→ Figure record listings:

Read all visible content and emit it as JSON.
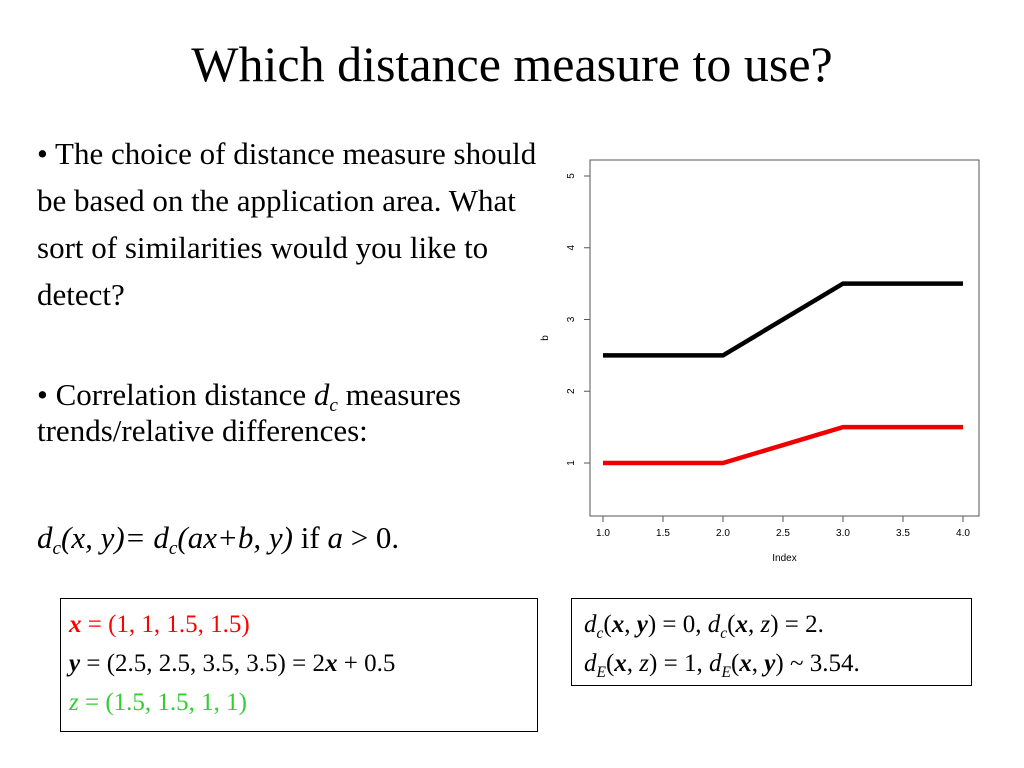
{
  "title": "Which distance measure to use?",
  "bullets": {
    "b1": "• The choice of distance measure should be based on the application area. What sort of similarities would you like to detect?",
    "b2_prefix": "• Correlation distance ",
    "b2_var": "d",
    "b2_sub": "c",
    "b2_rest": " measures trends/relative differences:"
  },
  "formula": {
    "d1": "d",
    "s1": "c",
    "p1": "(x, y)= ",
    "d2": "d",
    "s2": "c",
    "p2": "(ax+b, y)",
    "cond": " if ",
    "a": "a",
    "gt": " > 0."
  },
  "vectors": {
    "x_name": "x",
    "x_val": " = (1, 1, 1.5, 1.5)",
    "y_name": "y",
    "y_val": " = (2.5, 2.5, 3.5, 3.5) = 2",
    "y_x": "x",
    "y_tail": " + 0.5",
    "z_name": "z",
    "z_val": " = (1.5, 1.5, 1, 1)"
  },
  "distances": {
    "l1_d": "d",
    "l1_s": "c",
    "l1_a": "(",
    "l1_x": "x",
    "l1_c": ", ",
    "l1_y": "y",
    "l1_e": ") = 0, ",
    "l1_d2": "d",
    "l1_s2": "c",
    "l1_a2": "(",
    "l1_x2": "x",
    "l1_c2": ", ",
    "l1_z": "z",
    "l1_e2": ") = 2.",
    "l2_d": "d",
    "l2_s": "E",
    "l2_a": "(",
    "l2_x": "x",
    "l2_c": ", ",
    "l2_z": "z",
    "l2_e": ") = 1, ",
    "l2_d2": "d",
    "l2_s2": "E",
    "l2_a2": "(",
    "l2_x2": "x",
    "l2_c2": ", ",
    "l2_y": "y",
    "l2_e2": ") ~ 3.54."
  },
  "chart_data": {
    "type": "line",
    "xlabel": "Index",
    "ylabel": "b",
    "xlim": [
      1.0,
      4.0
    ],
    "ylim": [
      1,
      5
    ],
    "x_ticks": [
      "1.0",
      "1.5",
      "2.0",
      "2.5",
      "3.0",
      "3.5",
      "4.0"
    ],
    "y_ticks": [
      "1",
      "2",
      "3",
      "4",
      "5"
    ],
    "x": [
      1,
      2,
      3,
      4
    ],
    "series": [
      {
        "values": [
          2.5,
          2.5,
          3.5,
          3.5
        ],
        "color": "#000000"
      },
      {
        "values": [
          1,
          1,
          1.5,
          1.5
        ],
        "color": "#ee0000"
      }
    ],
    "grid": false
  }
}
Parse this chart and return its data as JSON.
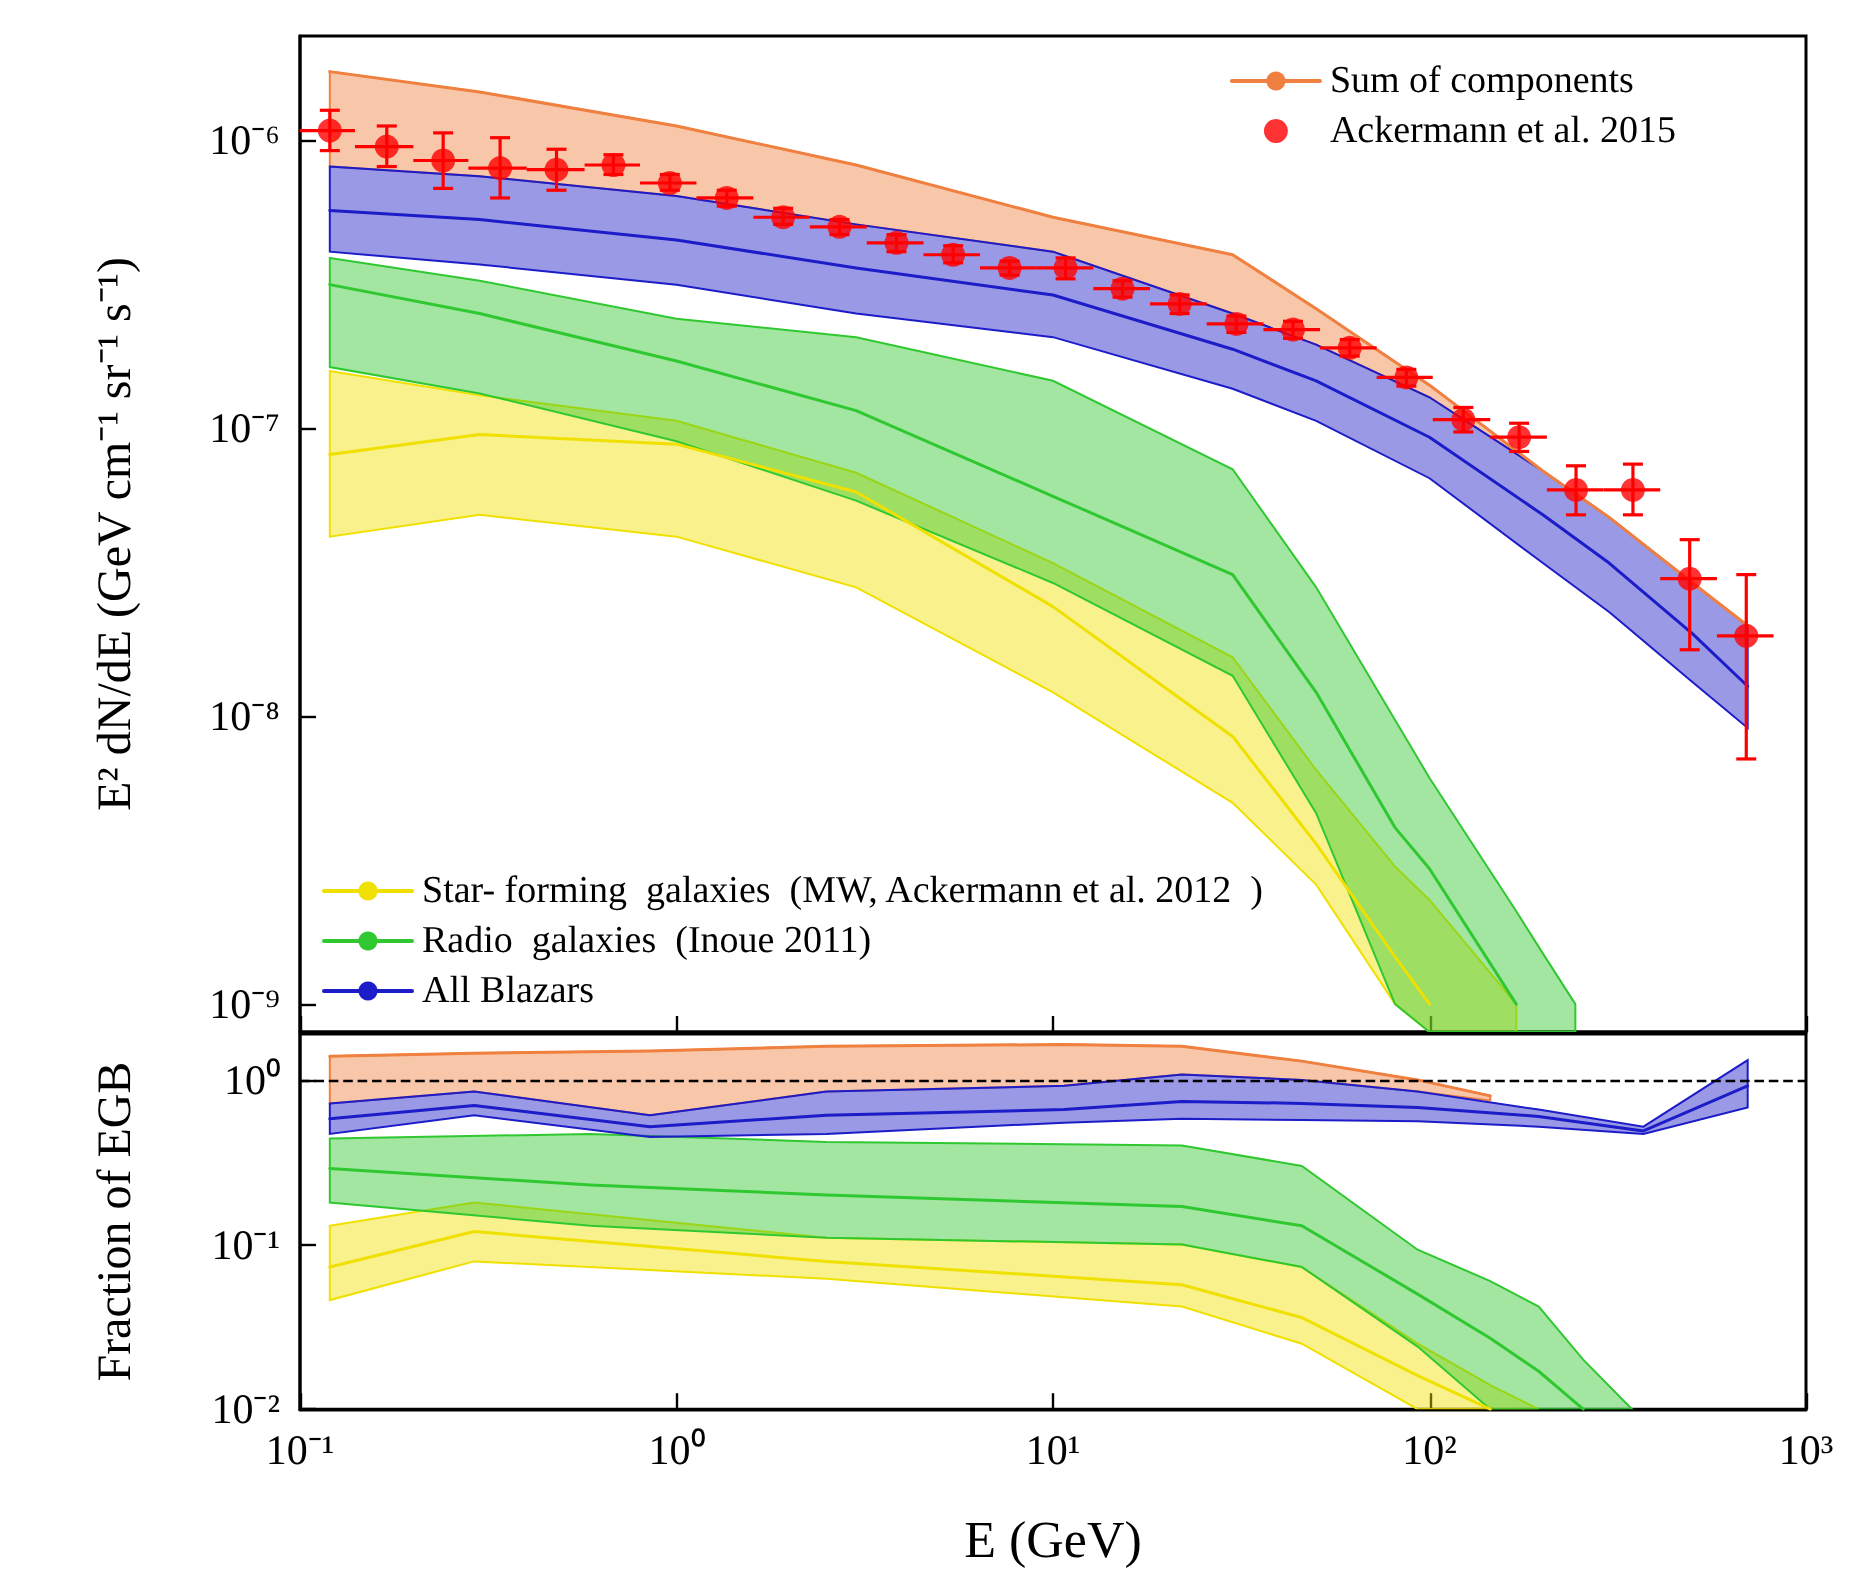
{
  "chart_data": [
    {
      "type": "line",
      "ylabel": "E² dN/dE (GeV cm⁻¹ sr⁻¹ s⁻¹)",
      "log": "xy",
      "marker": "none",
      "legend": "top right",
      "tick_labels": "y",
      "xlim": [
        0.1,
        1000
      ],
      "xticks": [
        {
          "value": 0.1,
          "label": null
        },
        {
          "value": 1,
          "label": null
        },
        {
          "value": 10,
          "label": null
        },
        {
          "value": 100,
          "label": null
        },
        {
          "value": 1000,
          "label": null
        }
      ],
      "ylim": [
        8e-10,
        2.3e-06
      ],
      "yticks": [
        {
          "value": 1e-09,
          "label": "10⁻⁹"
        },
        {
          "value": 1e-08,
          "label": "10⁻⁸"
        },
        {
          "value": 1e-07,
          "label": "10⁻⁷"
        },
        {
          "value": 1e-06,
          "label": "10⁻⁶"
        }
      ],
      "series": [
        {
          "name": "Sum of components",
          "color": "#f08040",
          "x": [
            0.12,
            0.3,
            1,
            3,
            10,
            30,
            50,
            100,
            200,
            300,
            500,
            700
          ],
          "values": [
            1.73e-06,
            1.47e-06,
            1.12e-06,
            8.2e-07,
            5.4e-07,
            4e-07,
            2.6e-07,
            1.41e-07,
            7.1e-08,
            4.9e-08,
            2.9e-08,
            2.06e-08
          ],
          "upper": [
            1.73e-06,
            1.47e-06,
            1.12e-06,
            8.2e-07,
            5.4e-07,
            4e-07,
            2.6e-07,
            1.41e-07,
            7.1e-08,
            4.9e-08,
            2.9e-08,
            2.06e-08
          ],
          "lower": [
            8.1e-07,
            7.5e-07,
            6.4e-07,
            5.1e-07,
            4.1e-07,
            2.5e-07,
            1.95e-07,
            1.28e-07,
            7.1e-08,
            4.9e-08,
            2.9e-08,
            2.06e-08
          ]
        },
        {
          "name": "Ackermann et al. 2015",
          "type": "scatter",
          "marker": "circle",
          "color": "#ff0000",
          "x": [
            0.12,
            0.17,
            0.24,
            0.34,
            0.48,
            0.68,
            0.96,
            1.36,
            1.92,
            2.71,
            3.84,
            5.43,
            7.67,
            10.8,
            15.3,
            21.7,
            30.7,
            43.4,
            61.4,
            86.8,
            123,
            173,
            245,
            347,
            491,
            694
          ],
          "values": [
            1.08e-06,
            9.5e-07,
            8.5e-07,
            8e-07,
            7.9e-07,
            8.2e-07,
            7.1e-07,
            6.3e-07,
            5.4e-07,
            5e-07,
            4.4e-07,
            4e-07,
            3.6e-07,
            3.6e-07,
            3.05e-07,
            2.7e-07,
            2.3e-07,
            2.2e-07,
            1.9e-07,
            1.5e-07,
            1.07e-07,
            9.3e-08,
            6.1e-08,
            6.1e-08,
            3e-08,
            1.9e-08
          ],
          "errors": [
            [
              9.2e-07,
              1.27e-06
            ],
            [
              8.1e-07,
              1.12e-06
            ],
            [
              6.8e-07,
              1.06e-06
            ],
            [
              6.3e-07,
              1.02e-06
            ],
            [
              6.7e-07,
              9.3e-07
            ],
            [
              7.6e-07,
              8.9e-07
            ],
            [
              6.7e-07,
              7.6e-07
            ],
            [
              5.9e-07,
              6.7e-07
            ],
            [
              5.1e-07,
              5.8e-07
            ],
            [
              4.7e-07,
              5.3e-07
            ],
            [
              4.1e-07,
              4.7e-07
            ],
            [
              3.75e-07,
              4.3e-07
            ],
            [
              3.4e-07,
              3.8e-07
            ],
            [
              3.3e-07,
              3.9e-07
            ],
            [
              2.85e-07,
              3.25e-07
            ],
            [
              2.5e-07,
              2.9e-07
            ],
            [
              2.15e-07,
              2.45e-07
            ],
            [
              2.05e-07,
              2.35e-07
            ],
            [
              1.78e-07,
              2.03e-07
            ],
            [
              1.4e-07,
              1.6e-07
            ],
            [
              9.7e-08,
              1.18e-07
            ],
            [
              8.3e-08,
              1.04e-07
            ],
            [
              5e-08,
              7.4e-08
            ],
            [
              5e-08,
              7.5e-08
            ],
            [
              1.7e-08,
              4.1e-08
            ],
            [
              7.1e-09,
              3.1e-08
            ]
          ],
          "xerrors": [
            [
              0.1,
              0.14
            ],
            [
              0.14,
              0.2
            ],
            [
              0.2,
              0.28
            ],
            [
              0.28,
              0.4
            ],
            [
              0.4,
              0.57
            ],
            [
              0.57,
              0.8
            ],
            [
              0.8,
              1.13
            ],
            [
              1.13,
              1.6
            ],
            [
              1.6,
              2.26
            ],
            [
              2.26,
              3.2
            ],
            [
              3.2,
              4.53
            ],
            [
              4.53,
              6.4
            ],
            [
              6.4,
              9.05
            ],
            [
              9.05,
              12.8
            ],
            [
              12.8,
              18.1
            ],
            [
              18.1,
              25.6
            ],
            [
              25.6,
              36.2
            ],
            [
              36.2,
              51.2
            ],
            [
              51.2,
              72.4
            ],
            [
              72.4,
              102
            ],
            [
              102,
              145
            ],
            [
              145,
              205
            ],
            [
              205,
              290
            ],
            [
              290,
              410
            ],
            [
              410,
              580
            ],
            [
              580,
              820
            ]
          ]
        },
        {
          "name": "Star- forming  galaxies  (MW, Ackermann et al. 2012  )",
          "color": "#f0e000",
          "x": [
            0.12,
            0.3,
            1,
            3,
            10,
            30,
            50,
            81,
            100,
            170
          ],
          "values": [
            8.1e-08,
            9.5e-08,
            8.8e-08,
            6e-08,
            2.4e-08,
            8.5e-09,
            3.6e-09,
            1.46e-09,
            1e-09,
            null
          ],
          "upper": [
            1.58e-07,
            1.3e-07,
            1.06e-07,
            7e-08,
            3.4e-08,
            1.6e-08,
            6.5e-09,
            3e-09,
            2.3e-09,
            1e-09
          ],
          "lower": [
            4.2e-08,
            5e-08,
            4.2e-08,
            2.8e-08,
            1.21e-08,
            5e-09,
            2.6e-09,
            1e-09,
            8e-10,
            8e-10
          ]
        },
        {
          "name": "Radio  galaxies  (Inoue 2011)",
          "color": "#30c830",
          "x": [
            0.12,
            0.3,
            1,
            3,
            10,
            30,
            50,
            81,
            100,
            170,
            200,
            244
          ],
          "values": [
            3.15e-07,
            2.5e-07,
            1.71e-07,
            1.15e-07,
            5.8e-08,
            3.1e-08,
            1.21e-08,
            4.1e-09,
            2.95e-09,
            1e-09,
            null,
            null
          ],
          "upper": [
            3.9e-07,
            3.25e-07,
            2.4e-07,
            2.07e-07,
            1.46e-07,
            7.2e-08,
            2.8e-08,
            9.7e-09,
            6.1e-09,
            2.1e-09,
            1.5e-09,
            1e-09
          ],
          "lower": [
            1.63e-07,
            1.32e-07,
            9e-08,
            5.6e-08,
            2.9e-08,
            1.38e-08,
            4.6e-09,
            1e-09,
            8e-10,
            8e-10,
            8e-10,
            8e-10
          ]
        },
        {
          "name": "All Blazars",
          "color": "#1c1cc8",
          "x": [
            0.12,
            0.3,
            1,
            3,
            10,
            30,
            50,
            100,
            200,
            300,
            500,
            700
          ],
          "values": [
            5.7e-07,
            5.3e-07,
            4.5e-07,
            3.6e-07,
            2.9e-07,
            1.88e-07,
            1.46e-07,
            9.3e-08,
            5e-08,
            3.4e-08,
            1.93e-08,
            1.27e-08
          ],
          "upper": [
            8.1e-07,
            7.5e-07,
            6.4e-07,
            5.1e-07,
            4.1e-07,
            2.5e-07,
            1.95e-07,
            1.28e-07,
            7.1e-08,
            4.9e-08,
            2.9e-08,
            2.06e-08
          ],
          "lower": [
            4.1e-07,
            3.7e-07,
            3.15e-07,
            2.5e-07,
            2.07e-07,
            1.37e-07,
            1.06e-07,
            6.7e-08,
            3.4e-08,
            2.3e-08,
            1.31e-08,
            9.1e-09
          ]
        }
      ]
    },
    {
      "type": "line",
      "xlabel": "E (GeV)",
      "ylabel": "Fraction of EGB",
      "log": "xy",
      "marker": "none",
      "xlim": [
        0.1,
        1000
      ],
      "xticks": [
        {
          "value": 0.1,
          "label": "10⁻¹"
        },
        {
          "value": 1,
          "label": "10⁰"
        },
        {
          "value": 10,
          "label": "10¹"
        },
        {
          "value": 100,
          "label": "10²"
        },
        {
          "value": 1000,
          "label": "10³"
        }
      ],
      "ylim": [
        0.01,
        1.9
      ],
      "yticks": [
        {
          "value": 0.01,
          "label": "10⁻²"
        },
        {
          "value": 0.1,
          "label": "10⁻¹"
        },
        {
          "value": 1,
          "label": "10⁰"
        }
      ],
      "ref_lines": [
        {
          "axis": "y",
          "value": 1,
          "color": "#000000",
          "line_style": "dashed"
        }
      ],
      "series": [
        {
          "color": "#f08040",
          "x": [
            0.12,
            0.29,
            0.85,
            2.5,
            10.7,
            22,
            45.8,
            93,
            145
          ],
          "values": [
            1.39,
            1.45,
            1.5,
            1.6,
            1.64,
            1.6,
            1.3,
            1.0,
            0.8
          ],
          "upper": [
            1.39,
            1.45,
            1.5,
            1.6,
            1.64,
            1.6,
            1.3,
            1.0,
            0.8
          ],
          "lower": [
            0.72,
            0.85,
            0.61,
            0.85,
            0.92,
            1.08,
            1.0,
            0.85,
            0.75
          ]
        },
        {
          "color": "#f0e000",
          "x": [
            0.12,
            0.29,
            2.5,
            22,
            45.8,
            93,
            145,
            195
          ],
          "values": [
            0.073,
            0.12,
            0.079,
            0.057,
            0.036,
            0.016,
            0.01,
            null
          ],
          "upper": [
            0.13,
            0.18,
            0.11,
            0.1,
            0.073,
            0.025,
            0.014,
            0.01
          ],
          "lower": [
            0.046,
            0.079,
            0.062,
            0.042,
            0.025,
            0.01,
            0.01,
            0.01
          ]
        },
        {
          "color": "#30c830",
          "x": [
            0.12,
            0.59,
            2.5,
            22,
            45.8,
            93,
            145,
            195,
            256,
            345
          ],
          "values": [
            0.29,
            0.23,
            0.2,
            0.17,
            0.13,
            0.05,
            0.027,
            0.017,
            0.01,
            null
          ],
          "upper": [
            0.44,
            0.47,
            0.42,
            0.4,
            0.3,
            0.093,
            0.06,
            0.042,
            0.02,
            0.01
          ],
          "lower": [
            0.18,
            0.13,
            0.11,
            0.1,
            0.073,
            0.024,
            0.01,
            0.01,
            0.01,
            0.01
          ]
        },
        {
          "color": "#1c1cc8",
          "x": [
            0.12,
            0.29,
            0.85,
            2.5,
            10.7,
            22,
            45.8,
            93,
            195,
            370,
            700
          ],
          "values": [
            0.58,
            0.7,
            0.52,
            0.61,
            0.66,
            0.74,
            0.72,
            0.68,
            0.6,
            0.49,
            0.92
          ],
          "upper": [
            0.72,
            0.85,
            0.61,
            0.85,
            0.92,
            1.08,
            1.0,
            0.85,
            0.66,
            0.52,
            1.32
          ],
          "lower": [
            0.47,
            0.61,
            0.45,
            0.47,
            0.55,
            0.58,
            0.57,
            0.56,
            0.52,
            0.47,
            0.68
          ]
        }
      ]
    }
  ]
}
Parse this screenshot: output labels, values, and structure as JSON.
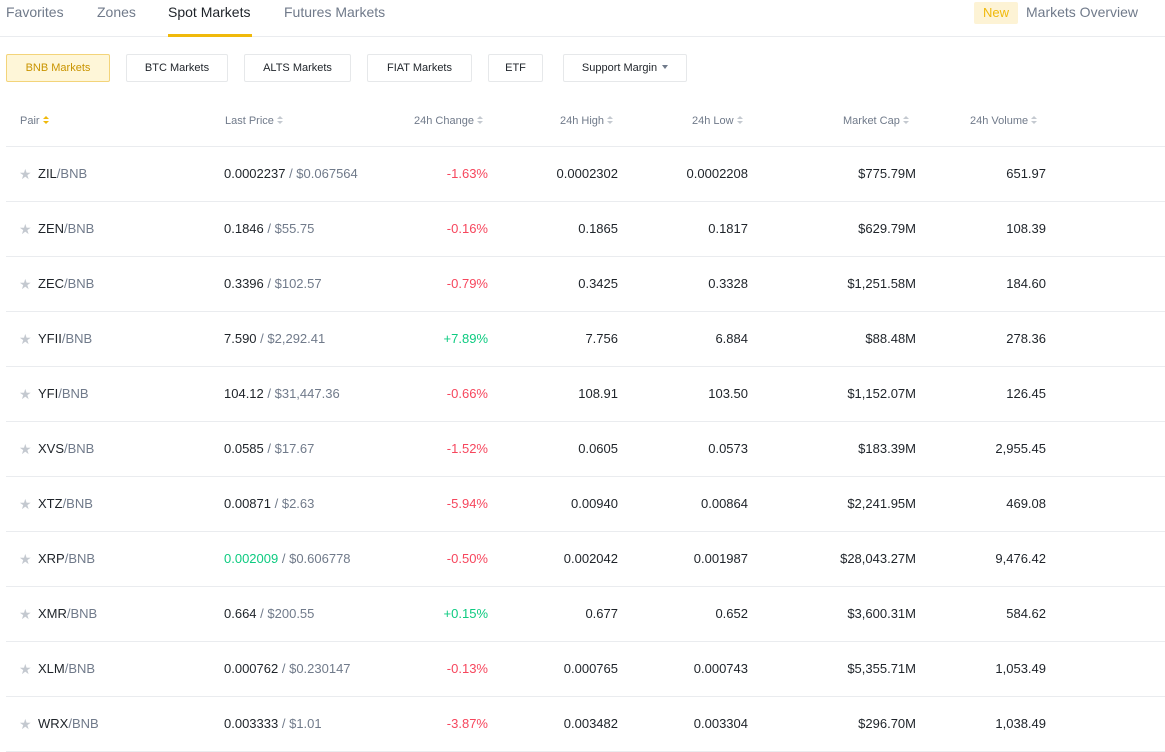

→ GIVEN INSTRUCTION: From the data above, copy each line that has the string "ylabel".

→ FINISHED TASK:
    "ylabel": "b",
      "ylabel": "E² dN/dE (GeV cm⁻¹ sr⁻¹ s⁻¹)",
      "ylabel": "Fraction of EGB",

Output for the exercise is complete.